И еще одна сторона трагедии Богданова, чьи «пролетарски классовые» воззрения при режиме «диктатуры пролетариата» получили ярлык «буржуазных», – ему не хватало научного диалога, которого не могли заменить «живые беседы» с рабочими в Туле, на Капри или в московском Пролеткульте и которого тщетно было бы ждать от «плехановской ортодоксии» или сикофантов «ленинизма». Но у Богданова не завязалось диалога и с профессиональными учеными, даже с теми, кто обратил внимание на его отдельные работы, например, профессор географии Л. С. Берг или молодой психолог А. Р. Лурия. Видимо, сказалась категоричность суждений Богданова в отношении «цеховой» психологии специалистов и отсутствие в его работах привычной академической атрибутики, в том числе явная недостаточность ссылок на литературу. В «Тектологии» не упоминается даже Макс Мюллер при всей значимости его концепции «основной метафоры»[419] для организационного подхода.
Характерно, что Богданов, внимательный к негативным откликам на его работы, не отреагировал на сочувственную рецензию молодого врача-поэта (позднее рентгенолога и пушкиниста) Иннокентия Оксенова (1897–1942), назвавшего нескольких биологов, которые «сходятся с теоретиком социализма, утопистом и оригинальным мыслителем А. Богдановым» в определении «организация есть целесообразное сочетание активностей»[420]. Оксенов назвал В. П. Карпова, автора книги «Основные черты органического истолкования природы» (1910), А. В. Немилова – популяризатора концепции организма как иерархии гистосистем, выдвинутой германским ученым М. Гейденгаймом, и Н. К. Кольцова – редактора хорошо известного Богданову журнала «Природа», основателя русской школы экспериментальной биологии и будущего учителя сына Богданова в генетике. Ни об одном из перечисленных ученых Богданов не упоминает.
А ведь на первой странице своего главного труда Богданов в «оправдание» своей смелости «закладки основ науки, объединяющей организационный опыт человечества», подчеркивал, что новая наука не есть «скачок в научном развитии, а необходимый вывод из прошлого, необходимое продолжение того, что делалось и делается людьми в их практике и в теории». «Великие мастера философии», по его мнению, «были обыкновенно энциклопедистами знаний своего времени»[421], а «философия есть не что иное, как стремление сорганизовать воедино опыт, раздробленный и разрозненный силою специализации»[422]. Однако с дроблением человека в специализации философия выродилась в цеховое филистерство, поэтому свой призыв к сотрудничеству в разработке организационной «методологии миропонимания» Богданов обращает не к профессиональным философам, а ко «всем широко образованным людям научной и практической мысли».

———

:: ЗАДАНИЯ ДЛЯ ВЫПОЛНЕНИЯ ::
1. Какого ученого не упоминает «Тектология», согласно тексту о Богданове?
2. Повторите дословно фрагмент текста о Богданове, начиная со слов «Характерно, что Богданов, внимательный» и продолжая до слов «Богданов не упоминает.».
3. Напишите продолжение текста о Богданове, следующее за его последним предложением.

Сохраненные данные
———

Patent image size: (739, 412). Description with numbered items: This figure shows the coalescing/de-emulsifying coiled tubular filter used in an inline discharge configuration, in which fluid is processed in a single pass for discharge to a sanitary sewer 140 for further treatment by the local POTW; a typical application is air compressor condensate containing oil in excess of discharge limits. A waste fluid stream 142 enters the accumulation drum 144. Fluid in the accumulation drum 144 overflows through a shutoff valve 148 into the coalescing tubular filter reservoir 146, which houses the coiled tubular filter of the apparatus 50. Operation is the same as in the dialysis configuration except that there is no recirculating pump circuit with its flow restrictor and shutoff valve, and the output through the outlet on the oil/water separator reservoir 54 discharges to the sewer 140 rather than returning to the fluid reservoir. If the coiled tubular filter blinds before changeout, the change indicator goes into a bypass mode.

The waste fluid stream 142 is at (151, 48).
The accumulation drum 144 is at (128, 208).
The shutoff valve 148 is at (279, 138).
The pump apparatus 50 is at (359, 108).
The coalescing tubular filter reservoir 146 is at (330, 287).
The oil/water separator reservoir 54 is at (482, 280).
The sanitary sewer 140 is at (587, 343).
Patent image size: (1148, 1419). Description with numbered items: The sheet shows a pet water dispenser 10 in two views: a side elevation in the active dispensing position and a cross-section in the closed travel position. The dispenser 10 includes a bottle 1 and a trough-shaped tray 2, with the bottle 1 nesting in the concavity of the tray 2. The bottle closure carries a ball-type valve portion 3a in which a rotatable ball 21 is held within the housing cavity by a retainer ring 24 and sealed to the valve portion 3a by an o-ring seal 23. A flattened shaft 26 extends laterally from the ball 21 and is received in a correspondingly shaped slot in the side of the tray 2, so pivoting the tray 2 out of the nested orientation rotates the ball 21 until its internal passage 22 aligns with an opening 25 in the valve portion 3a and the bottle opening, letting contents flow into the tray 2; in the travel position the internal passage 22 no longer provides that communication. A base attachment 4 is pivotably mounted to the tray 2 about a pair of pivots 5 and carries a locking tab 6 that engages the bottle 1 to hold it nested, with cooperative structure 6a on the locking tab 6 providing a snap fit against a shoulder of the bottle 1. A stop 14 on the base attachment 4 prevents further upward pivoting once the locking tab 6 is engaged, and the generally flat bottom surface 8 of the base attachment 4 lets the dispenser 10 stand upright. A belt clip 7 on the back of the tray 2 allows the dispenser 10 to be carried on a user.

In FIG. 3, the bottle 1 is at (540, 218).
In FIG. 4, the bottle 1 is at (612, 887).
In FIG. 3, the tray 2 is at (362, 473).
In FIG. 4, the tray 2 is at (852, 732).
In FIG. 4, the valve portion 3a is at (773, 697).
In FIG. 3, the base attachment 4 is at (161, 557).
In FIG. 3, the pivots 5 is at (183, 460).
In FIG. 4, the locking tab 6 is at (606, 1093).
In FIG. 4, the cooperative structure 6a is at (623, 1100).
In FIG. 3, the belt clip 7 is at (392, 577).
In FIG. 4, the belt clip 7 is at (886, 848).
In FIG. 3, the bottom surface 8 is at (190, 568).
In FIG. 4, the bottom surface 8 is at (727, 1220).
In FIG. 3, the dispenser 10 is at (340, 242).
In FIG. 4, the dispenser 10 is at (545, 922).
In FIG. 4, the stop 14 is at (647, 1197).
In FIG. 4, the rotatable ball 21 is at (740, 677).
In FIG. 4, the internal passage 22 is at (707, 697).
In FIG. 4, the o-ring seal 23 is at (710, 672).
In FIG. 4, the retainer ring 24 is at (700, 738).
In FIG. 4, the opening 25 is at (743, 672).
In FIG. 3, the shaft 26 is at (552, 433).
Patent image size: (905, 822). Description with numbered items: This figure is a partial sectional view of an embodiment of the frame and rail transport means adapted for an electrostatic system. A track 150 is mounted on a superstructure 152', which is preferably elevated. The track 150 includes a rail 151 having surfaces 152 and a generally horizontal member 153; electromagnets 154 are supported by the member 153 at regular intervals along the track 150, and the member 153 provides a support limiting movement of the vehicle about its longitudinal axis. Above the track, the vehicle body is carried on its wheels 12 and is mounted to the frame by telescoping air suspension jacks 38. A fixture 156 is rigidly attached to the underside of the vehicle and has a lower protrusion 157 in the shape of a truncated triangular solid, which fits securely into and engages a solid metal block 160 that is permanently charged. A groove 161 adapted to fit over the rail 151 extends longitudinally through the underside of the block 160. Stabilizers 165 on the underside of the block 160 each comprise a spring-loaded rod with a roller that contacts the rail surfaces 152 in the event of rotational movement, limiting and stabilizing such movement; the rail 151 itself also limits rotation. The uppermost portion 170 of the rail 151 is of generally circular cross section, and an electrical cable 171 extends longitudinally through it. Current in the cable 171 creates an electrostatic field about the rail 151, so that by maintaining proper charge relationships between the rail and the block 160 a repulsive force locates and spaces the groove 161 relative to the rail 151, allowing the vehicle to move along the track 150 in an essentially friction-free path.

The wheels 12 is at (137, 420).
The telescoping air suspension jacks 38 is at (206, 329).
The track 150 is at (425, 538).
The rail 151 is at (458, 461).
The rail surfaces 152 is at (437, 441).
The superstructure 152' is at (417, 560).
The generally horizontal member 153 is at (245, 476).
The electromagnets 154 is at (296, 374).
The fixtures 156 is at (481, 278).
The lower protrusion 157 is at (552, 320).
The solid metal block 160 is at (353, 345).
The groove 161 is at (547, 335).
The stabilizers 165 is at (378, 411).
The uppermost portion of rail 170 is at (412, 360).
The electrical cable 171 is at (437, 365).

———

:: ОТВЕТЫ ПО ЗАДАНИЯМ ::
1. Макса Мюллера.

2.
Характерно, что Богданов, внимательный к негативным откликам на его работы, не отреагировал на сочувственную рецензию молодого врача-поэта (позднее рентгенолога и пушкиниста) Иннокентия Оксенова (1897–1942), назвавшего нескольких биологов, которые «сходятся с теоретиком социализма, утопистом и оригинальным мыслителем А. Богдановым» в определении «организация есть целесообразное сочетание активностей»[420]. Оксенов назвал В. П. Карпова, автора книги «Основные черты органического истолкования природы» (1910), А. В. Немилова – популяризатора концепции организма как иерархии гистосистем, выдвинутой германским ученым М. Гейденгаймом, и Н. К. Кольцова – редактора хорошо известного Богданову журнала «Природа», основателя русской школы экспериментальной биологии и будущего учителя сына Богданова в генетике. Ни об одном из перечисленных ученых Богданов не упоминает.

3.
Рассмотрим теперь «опоры», на которых Богданов рассчитывал «построить» свой «мост» от частных наук и философии к организационной науке.
В своих ранних (дотектологических) работах Богданов установил триаду законов причинности, данную для организационной точки зрения ХIХ веком:
превращение энергии – сущность всеобщей связи явлений;
естественный отбор – основа развития жизненных форм;
коллективный труд – источник культурных процессов,
или «энергетика, дарвинизм, социальная теория Маркса» как основа научного монизма[423]. Отход в начале 1910-х годов от партийного руководства позволил Богданову глубже вникнуть в тогдашние опыты научно-философского синтеза. Астроном и математик Дж. Г. Дарвин расширил исследованный его отцом для живой природы принцип естественного отбора на разные уровни «мертвой» природы – от атома до планетных и звездных систем. Одновременно с космогоническими работами Дж. Г. Дарвина по теории приливной эволюции появились первые модели микромира, уподоблявшие атом телам Солнечной системы (сначала «модель типа Сатурн» японского физика Х. Нагаока, затем планетарная модель Э. Резерфорда).